● **Exercise directions**: Check the listing below for lines with the word "Totals" and say how many there are, with nothing but the number.

● **Data records**:
▬▬▬▬▬▬

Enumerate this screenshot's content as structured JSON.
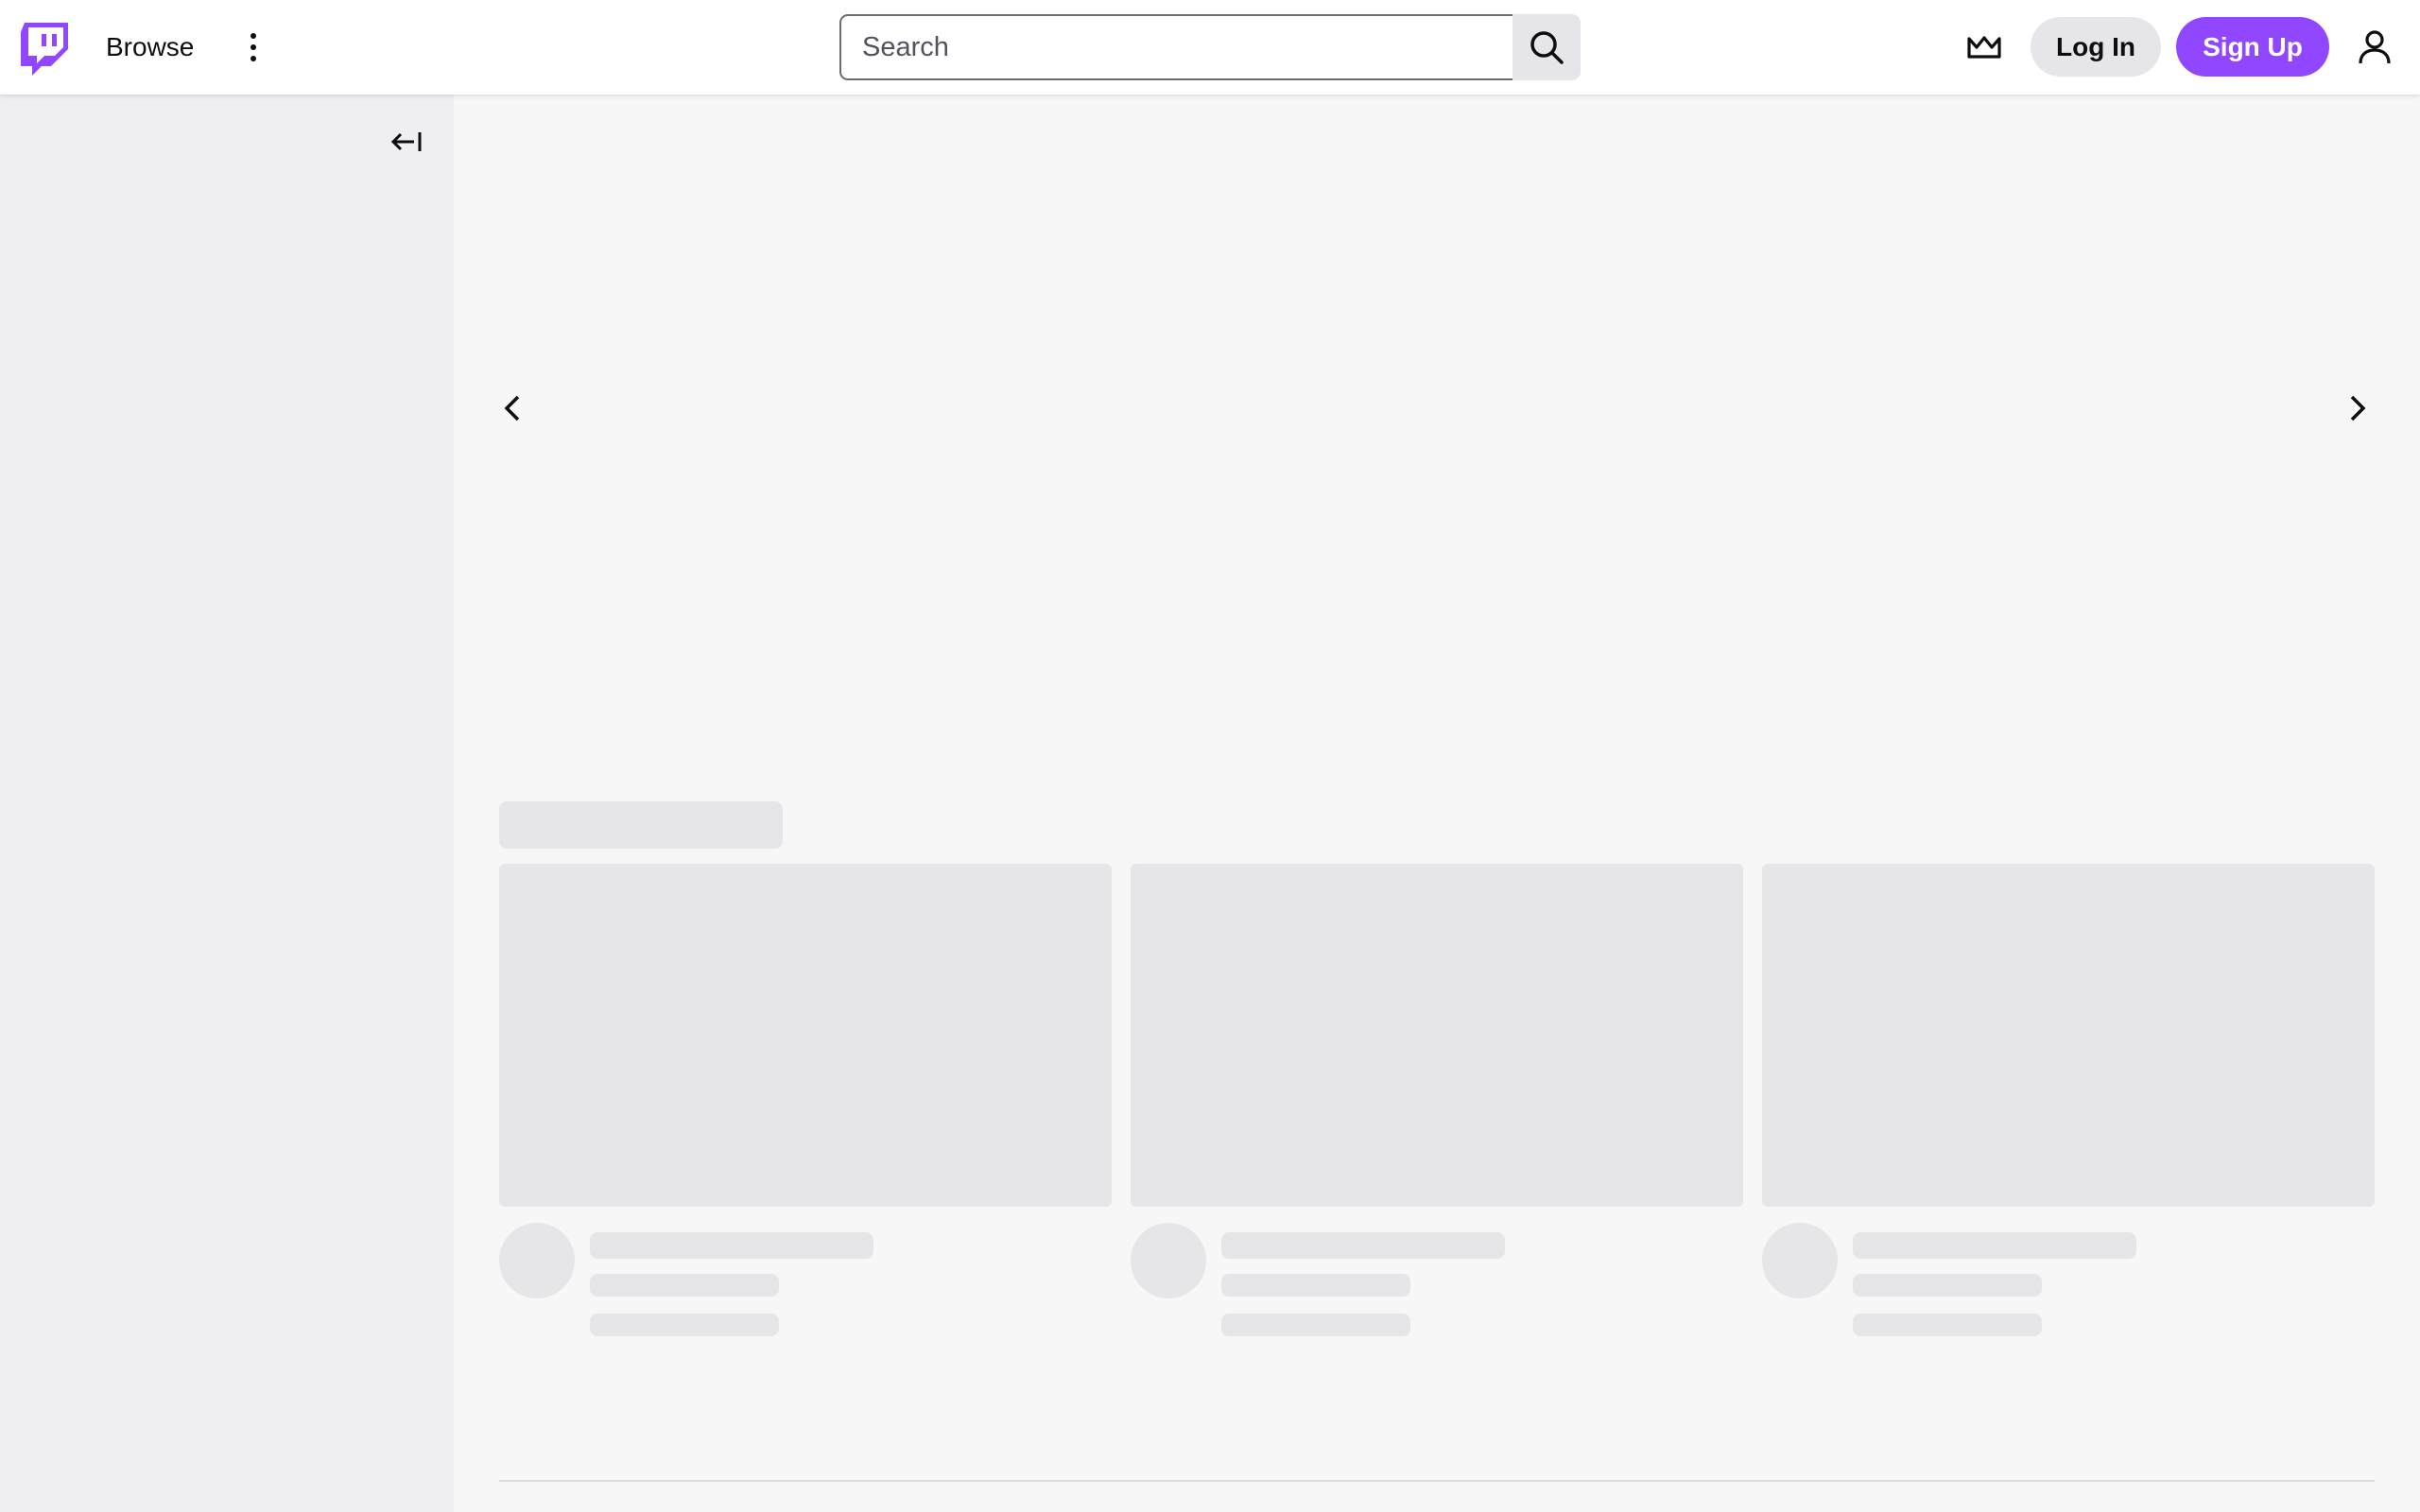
{
  "brand": {
    "accent": "#9147ff",
    "logo_icon": "twitch-logo-icon"
  },
  "header": {
    "browse_label": "Browse",
    "more_icon": "kebab-menu-icon",
    "search_placeholder": "Search",
    "search_value": "",
    "search_icon": "search-icon",
    "prime_icon": "crown-icon",
    "login_label": "Log In",
    "signup_label": "Sign Up",
    "user_icon": "user-icon"
  },
  "sidebar": {
    "collapse_icon": "collapse-left-icon"
  },
  "carousel": {
    "prev_icon": "chevron-left-icon",
    "next_icon": "chevron-right-icon"
  },
  "skeleton": {
    "card_count": 3
  }
}
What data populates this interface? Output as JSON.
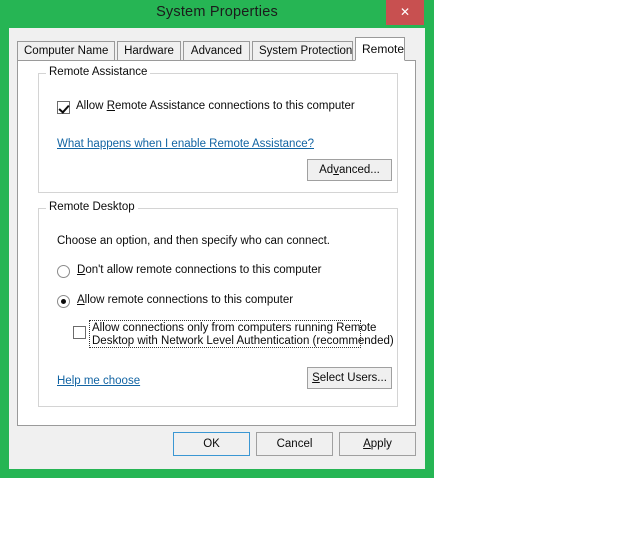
{
  "window": {
    "title": "System Properties",
    "close_label": "✕",
    "frame_color": "#26b554",
    "close_color": "#c85050"
  },
  "tabs": [
    {
      "label": "Computer Name",
      "selected": false
    },
    {
      "label": "Hardware",
      "selected": false
    },
    {
      "label": "Advanced",
      "selected": false
    },
    {
      "label": "System Protection",
      "selected": false
    },
    {
      "label": "Remote",
      "selected": true
    }
  ],
  "remote_assistance": {
    "group_title": "Remote Assistance",
    "allow_checkbox": {
      "label_pre": "Allow ",
      "label_accel": "R",
      "label_post": "emote Assistance connections to this computer",
      "checked": true
    },
    "help_link": "What happens when I enable Remote Assistance?",
    "advanced_button": {
      "pre": "Ad",
      "accel": "v",
      "post": "anced..."
    }
  },
  "remote_desktop": {
    "group_title": "Remote Desktop",
    "instruction": "Choose an option, and then specify who can connect.",
    "options": [
      {
        "id": "dont-allow",
        "label_pre": "",
        "label_accel": "D",
        "label_post": "on't allow remote connections to this computer",
        "selected": false
      },
      {
        "id": "allow",
        "label_pre": "",
        "label_accel": "A",
        "label_post": "llow remote connections to this computer",
        "selected": true
      }
    ],
    "nla_checkbox": {
      "line1": "Allow connections only from computers running Remote",
      "line2": "Desktop with Network Level Authentication (recommended)",
      "checked": false
    },
    "help_link": "Help me choose",
    "select_users_button": {
      "pre": "",
      "accel": "S",
      "post": "elect Users..."
    }
  },
  "footer": {
    "buttons": [
      {
        "id": "ok",
        "pre": "",
        "accel": "",
        "post": "OK",
        "default": true
      },
      {
        "id": "cancel",
        "pre": "",
        "accel": "",
        "post": "Cancel",
        "default": false
      },
      {
        "id": "apply",
        "pre": "",
        "accel": "A",
        "post": "pply",
        "default": false
      }
    ]
  }
}
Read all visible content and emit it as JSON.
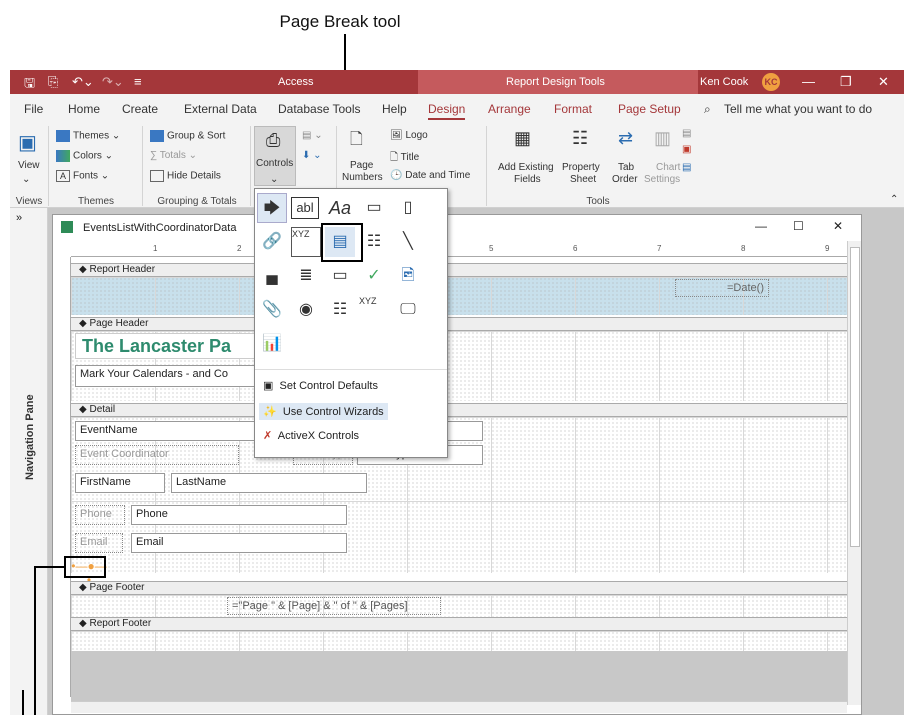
{
  "callout": {
    "page_break": "Page Break tool"
  },
  "titlebar": {
    "app": "Access",
    "context": "Report Design Tools",
    "user": "Ken Cook",
    "initials": "KC"
  },
  "menu": [
    "File",
    "Home",
    "Create",
    "External Data",
    "Database Tools",
    "Help",
    "Design",
    "Arrange",
    "Format",
    "Page Setup"
  ],
  "search": "Tell me what you want to do",
  "ribbon": {
    "view": "View",
    "themes": "Themes",
    "colors": "Colors",
    "fonts": "Fonts",
    "group_sort": "Group & Sort",
    "totals": "Totals",
    "hide_details": "Hide Details",
    "controls": "Controls",
    "page_numbers_1": "Page",
    "page_numbers_2": "Numbers",
    "logo": "Logo",
    "title": "Title",
    "date_time": "Date and Time",
    "add_fields_1": "Add Existing",
    "add_fields_2": "Fields",
    "property_1": "Property",
    "property_2": "Sheet",
    "tab_1": "Tab",
    "tab_2": "Order",
    "chart_1": "Chart",
    "chart_2": "Settings",
    "groups": {
      "views": "Views",
      "themes": "Themes",
      "grouping": "Grouping & Totals",
      "tools": "Tools"
    }
  },
  "nav_pane": "Navigation Pane",
  "window": {
    "title": "EventsListWithCoordinatorData"
  },
  "ruler": [
    "1",
    "2",
    "5",
    "6",
    "7",
    "8",
    "9"
  ],
  "sections": {
    "report_header": "Report Header",
    "page_header": "Page Header",
    "detail": "Detail",
    "page_footer": "Page Footer",
    "report_footer": "Report Footer"
  },
  "controls": {
    "date": "=Date()",
    "title": "The Lancaster Pa",
    "subtitle": "Mark Your Calendars - and Co",
    "event_name": "EventName",
    "event_coord": "Event Coordinator",
    "event_type_lbl": "EventType",
    "event_type": "EventType",
    "first": "FirstName",
    "last": "LastName",
    "phone_lbl": "Phone",
    "phone": "Phone",
    "email_lbl": "Email",
    "email": "Email",
    "page_expr": "=\"Page \" & [Page] & \" of \" & [Pages]"
  },
  "dropdown": {
    "set_defaults": "Set Control Defaults",
    "wizards": "Use Control Wizards",
    "activex": "ActiveX Controls",
    "textbox": "abl",
    "label": "Aa",
    "xyz": "XYZ"
  },
  "colors": {
    "accent": "#a4373a",
    "title_green": "#2e8b6e"
  }
}
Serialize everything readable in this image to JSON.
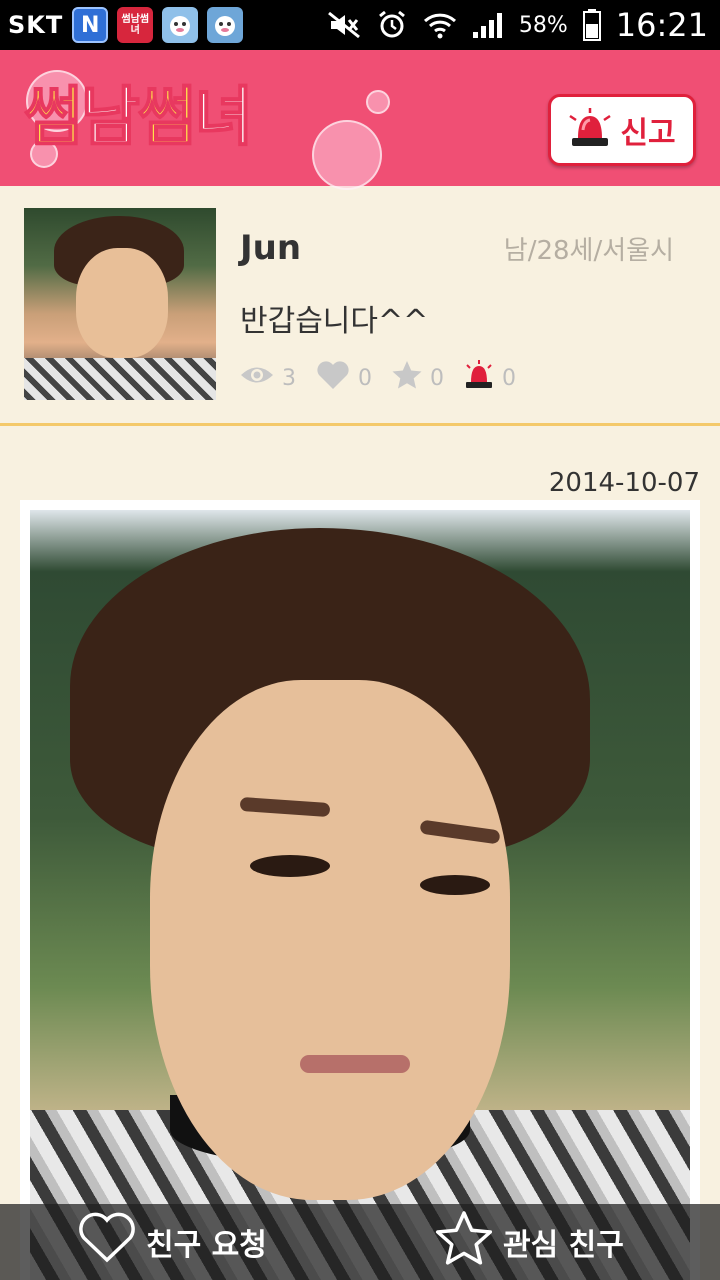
{
  "status_bar": {
    "carrier": "SKT",
    "app_icon_n": "N",
    "app_icon_sn": "썸남썸녀",
    "battery": "58%",
    "time": "16:21"
  },
  "header": {
    "logo": [
      "썸",
      "남",
      "썸",
      "녀"
    ],
    "report_label": "신고"
  },
  "profile": {
    "name": "Jun",
    "info": "남/28세/서울시",
    "greeting": "반갑습니다^^",
    "stats": {
      "views": "3",
      "likes": "0",
      "favorites": "0",
      "reports": "0"
    }
  },
  "post": {
    "date": "2014-10-07"
  },
  "actions": {
    "friend_request": "친구 요청",
    "interested_friend": "관심 친구"
  },
  "colors": {
    "header": "#f04f74",
    "background": "#f8f1e0",
    "divider": "#f4c96a",
    "report_red": "#e0203c"
  }
}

▬▬▬▬▬▬

● **Answer for this exercise**: 2